--- start of RECORDS FOR PROCESSING ---

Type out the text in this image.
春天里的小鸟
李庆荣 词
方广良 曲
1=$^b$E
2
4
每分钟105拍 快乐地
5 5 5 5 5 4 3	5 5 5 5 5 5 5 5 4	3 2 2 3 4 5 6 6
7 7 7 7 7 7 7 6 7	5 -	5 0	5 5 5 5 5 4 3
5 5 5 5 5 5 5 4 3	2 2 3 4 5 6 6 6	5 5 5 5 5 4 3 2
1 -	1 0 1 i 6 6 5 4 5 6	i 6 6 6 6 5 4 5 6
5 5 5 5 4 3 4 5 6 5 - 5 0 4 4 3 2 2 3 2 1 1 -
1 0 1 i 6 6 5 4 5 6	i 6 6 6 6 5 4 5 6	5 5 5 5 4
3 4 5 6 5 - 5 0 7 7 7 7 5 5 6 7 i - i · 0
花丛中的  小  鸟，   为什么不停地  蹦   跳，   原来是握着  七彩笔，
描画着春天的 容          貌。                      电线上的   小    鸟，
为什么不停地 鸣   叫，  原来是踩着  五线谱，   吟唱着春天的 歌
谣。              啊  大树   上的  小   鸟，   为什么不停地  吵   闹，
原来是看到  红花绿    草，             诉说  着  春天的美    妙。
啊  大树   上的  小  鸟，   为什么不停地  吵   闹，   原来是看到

--- end of RECORDS FOR PROCESSING ---
--- start of RECORDS FOR PROCESSING ---

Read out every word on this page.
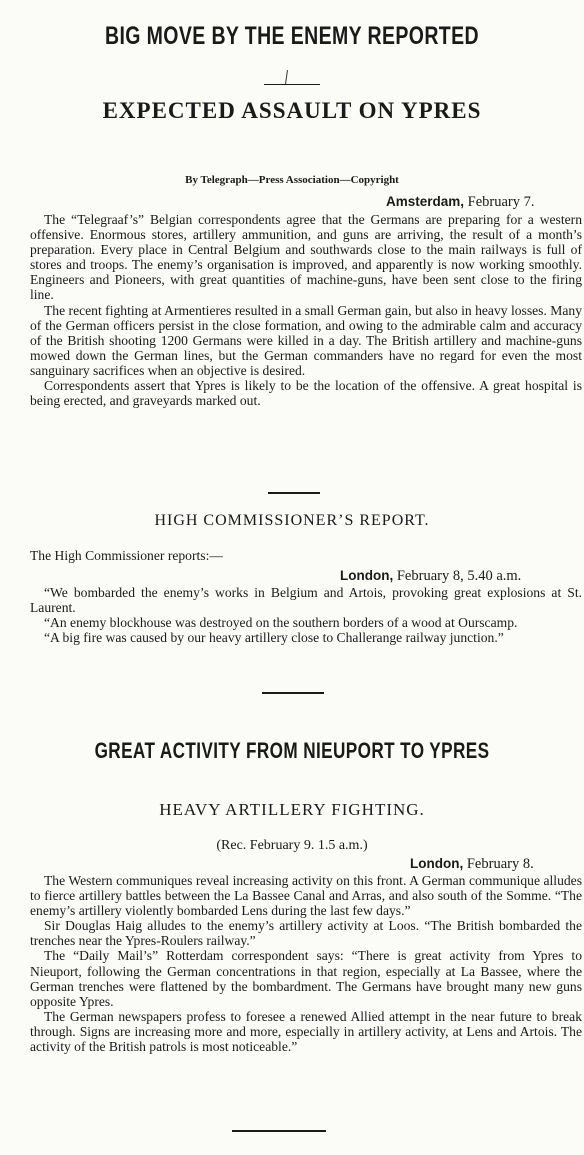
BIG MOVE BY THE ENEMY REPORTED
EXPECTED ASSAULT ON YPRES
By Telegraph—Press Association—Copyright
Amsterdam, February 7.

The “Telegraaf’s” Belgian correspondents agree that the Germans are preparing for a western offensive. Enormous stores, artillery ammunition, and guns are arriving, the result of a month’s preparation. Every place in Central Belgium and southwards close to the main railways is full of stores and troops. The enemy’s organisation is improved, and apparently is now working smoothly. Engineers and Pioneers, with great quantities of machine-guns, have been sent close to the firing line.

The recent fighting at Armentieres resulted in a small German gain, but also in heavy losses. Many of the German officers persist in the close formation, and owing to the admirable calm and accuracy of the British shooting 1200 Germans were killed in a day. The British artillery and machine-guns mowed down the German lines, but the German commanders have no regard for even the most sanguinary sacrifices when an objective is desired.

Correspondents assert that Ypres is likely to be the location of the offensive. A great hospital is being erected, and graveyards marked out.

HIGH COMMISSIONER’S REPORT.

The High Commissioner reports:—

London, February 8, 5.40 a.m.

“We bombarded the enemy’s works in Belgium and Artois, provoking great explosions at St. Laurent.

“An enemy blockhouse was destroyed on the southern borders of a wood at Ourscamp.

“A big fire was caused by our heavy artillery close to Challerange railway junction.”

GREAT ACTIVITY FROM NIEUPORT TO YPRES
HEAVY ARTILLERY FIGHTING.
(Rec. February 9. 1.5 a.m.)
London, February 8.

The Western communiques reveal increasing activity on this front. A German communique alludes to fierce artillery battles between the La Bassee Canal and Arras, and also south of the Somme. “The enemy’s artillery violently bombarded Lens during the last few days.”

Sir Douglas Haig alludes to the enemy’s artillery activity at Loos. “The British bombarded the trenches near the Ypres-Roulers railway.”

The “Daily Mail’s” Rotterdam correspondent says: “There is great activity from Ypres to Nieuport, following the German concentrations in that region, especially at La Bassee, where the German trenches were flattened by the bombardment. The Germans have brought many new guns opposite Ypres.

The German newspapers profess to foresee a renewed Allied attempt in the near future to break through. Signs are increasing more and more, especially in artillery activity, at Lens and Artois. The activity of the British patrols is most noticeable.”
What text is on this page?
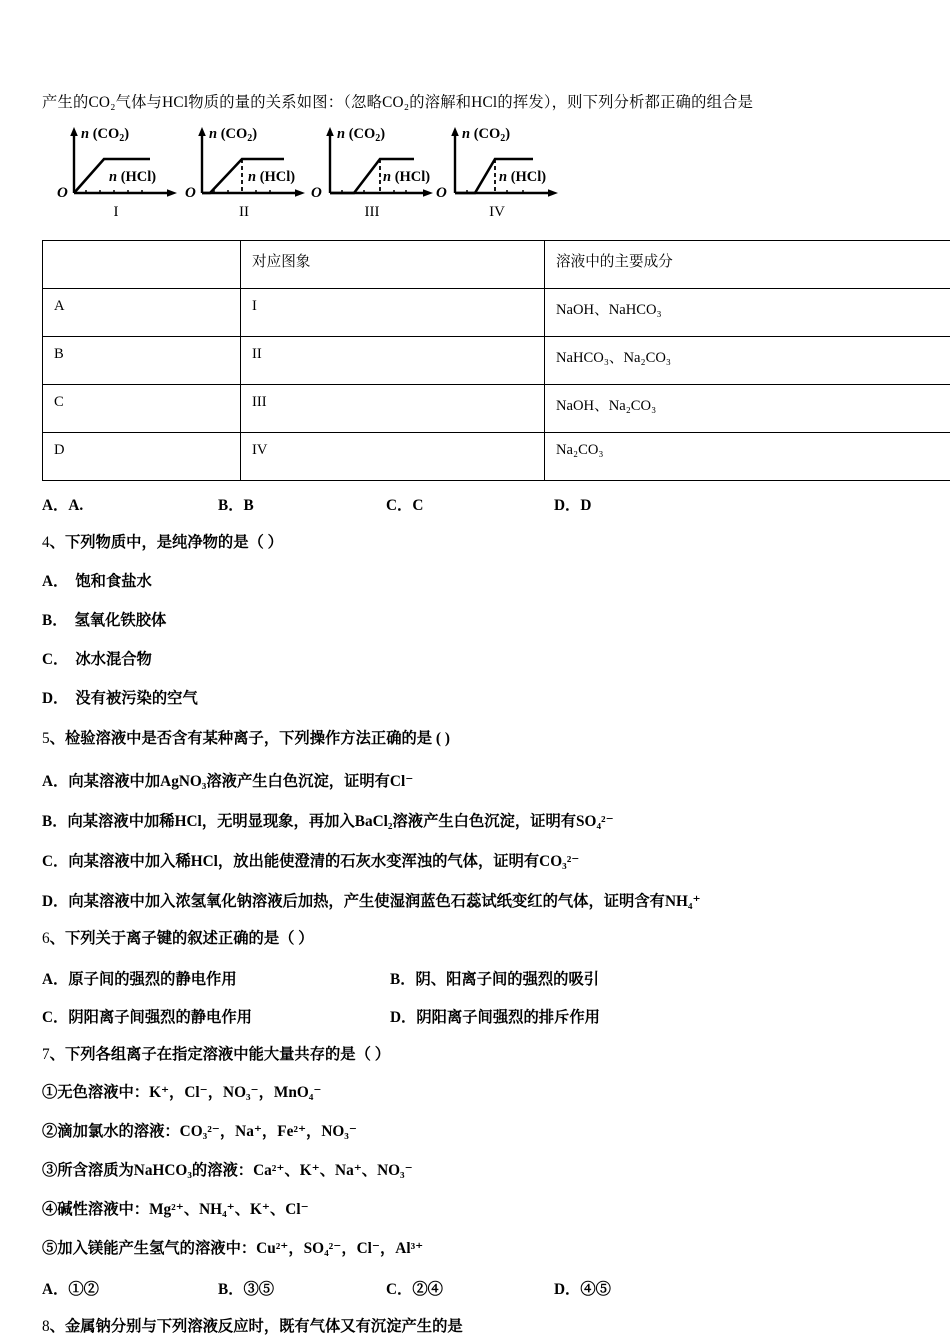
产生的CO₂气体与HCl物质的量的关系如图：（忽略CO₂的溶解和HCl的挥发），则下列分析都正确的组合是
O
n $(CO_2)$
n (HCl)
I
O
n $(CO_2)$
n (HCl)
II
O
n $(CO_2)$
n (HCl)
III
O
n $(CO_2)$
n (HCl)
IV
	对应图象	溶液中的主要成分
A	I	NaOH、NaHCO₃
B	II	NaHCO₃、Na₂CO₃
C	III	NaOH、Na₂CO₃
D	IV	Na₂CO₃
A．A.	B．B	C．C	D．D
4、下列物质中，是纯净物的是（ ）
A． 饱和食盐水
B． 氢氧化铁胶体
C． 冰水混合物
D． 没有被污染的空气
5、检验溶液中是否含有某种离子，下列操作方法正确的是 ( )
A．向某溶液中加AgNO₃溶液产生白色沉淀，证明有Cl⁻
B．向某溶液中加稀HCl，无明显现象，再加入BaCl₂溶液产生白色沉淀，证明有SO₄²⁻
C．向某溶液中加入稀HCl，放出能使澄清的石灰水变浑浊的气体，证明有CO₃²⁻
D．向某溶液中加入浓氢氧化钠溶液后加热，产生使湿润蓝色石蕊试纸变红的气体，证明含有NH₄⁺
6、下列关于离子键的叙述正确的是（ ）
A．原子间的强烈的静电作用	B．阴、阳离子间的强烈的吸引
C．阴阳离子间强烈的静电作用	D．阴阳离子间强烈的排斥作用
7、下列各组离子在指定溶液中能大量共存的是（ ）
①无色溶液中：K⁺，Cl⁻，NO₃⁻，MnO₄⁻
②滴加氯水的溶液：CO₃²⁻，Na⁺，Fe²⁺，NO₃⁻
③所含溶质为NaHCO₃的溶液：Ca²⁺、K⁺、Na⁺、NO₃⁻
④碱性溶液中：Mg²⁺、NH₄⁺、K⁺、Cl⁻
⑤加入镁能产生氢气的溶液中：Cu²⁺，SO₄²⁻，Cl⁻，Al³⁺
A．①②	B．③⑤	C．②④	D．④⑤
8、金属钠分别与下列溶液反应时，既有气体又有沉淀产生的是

--- end of RECORDS FOR PROCESSING ---
--- start of RECORDS FOR PROCESSING ---

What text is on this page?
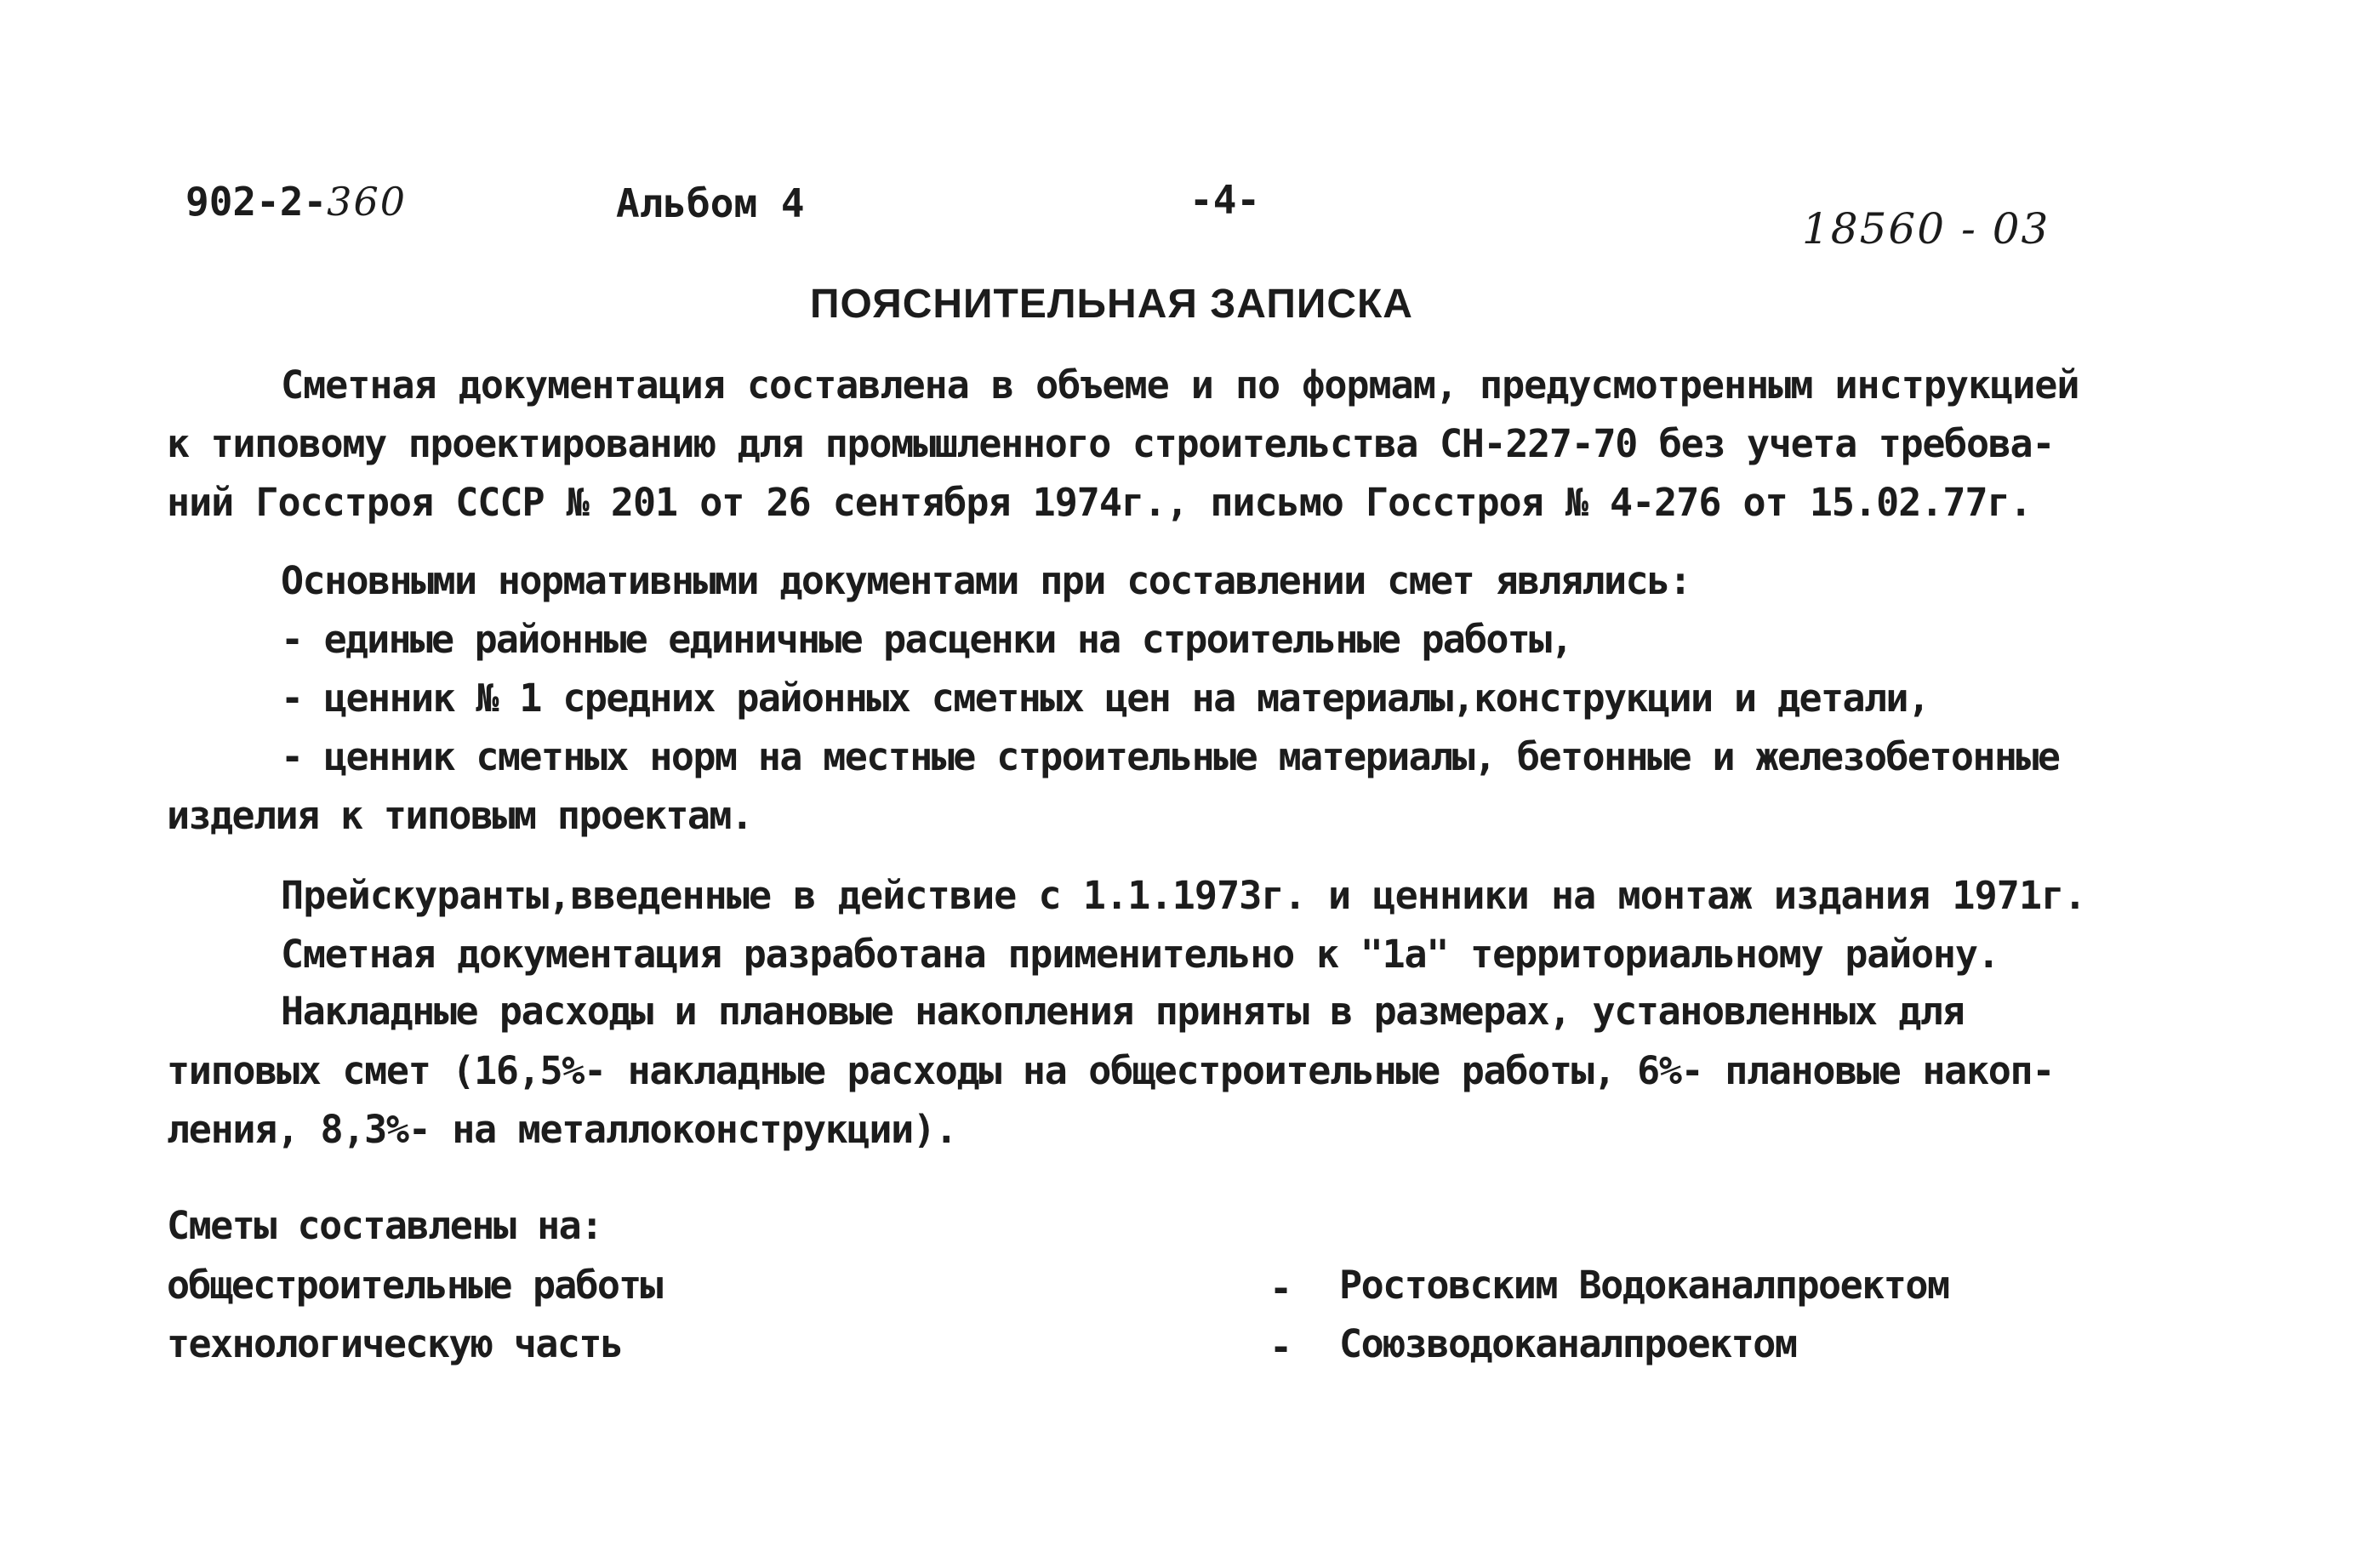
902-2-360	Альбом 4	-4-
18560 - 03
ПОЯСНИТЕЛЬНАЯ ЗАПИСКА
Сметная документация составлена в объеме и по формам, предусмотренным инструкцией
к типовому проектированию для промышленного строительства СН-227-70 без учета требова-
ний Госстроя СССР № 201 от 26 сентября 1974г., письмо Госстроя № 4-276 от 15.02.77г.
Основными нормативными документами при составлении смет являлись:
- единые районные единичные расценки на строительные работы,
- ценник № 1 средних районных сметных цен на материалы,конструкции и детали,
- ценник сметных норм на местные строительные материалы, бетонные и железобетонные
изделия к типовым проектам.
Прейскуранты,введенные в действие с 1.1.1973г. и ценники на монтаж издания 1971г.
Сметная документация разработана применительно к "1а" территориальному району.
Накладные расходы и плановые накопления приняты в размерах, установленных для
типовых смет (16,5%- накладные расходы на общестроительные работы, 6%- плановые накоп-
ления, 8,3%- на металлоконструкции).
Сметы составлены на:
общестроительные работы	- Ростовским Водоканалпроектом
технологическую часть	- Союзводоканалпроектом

--- end of RECORDS FOR PROCESSING ---

GIVEN REQUEST: Pull every line containing "London" out of the data above.

COMPLETE OUTPUT:
London, February 8, 5.40 a.m.
London, February 8.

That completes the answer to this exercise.